[START Records for the exercise]
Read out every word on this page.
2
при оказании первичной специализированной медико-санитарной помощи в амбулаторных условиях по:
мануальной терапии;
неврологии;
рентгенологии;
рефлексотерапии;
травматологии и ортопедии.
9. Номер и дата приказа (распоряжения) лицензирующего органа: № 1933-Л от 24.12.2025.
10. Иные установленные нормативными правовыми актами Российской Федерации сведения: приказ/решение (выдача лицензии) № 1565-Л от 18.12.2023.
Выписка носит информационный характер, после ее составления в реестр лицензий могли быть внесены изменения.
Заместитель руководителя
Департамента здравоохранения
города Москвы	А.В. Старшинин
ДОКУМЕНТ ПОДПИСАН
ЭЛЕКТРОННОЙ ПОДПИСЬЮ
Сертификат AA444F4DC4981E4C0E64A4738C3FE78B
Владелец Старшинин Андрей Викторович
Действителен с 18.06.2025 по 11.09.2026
[END Records for the exercise]
=== Aim ===
In the records above, locate every line with the string "Старшинин" and copy it.

=== Complete answer ===
города Москвы	А.В. Старшинин
Владелец Старшинин Андрей Викторович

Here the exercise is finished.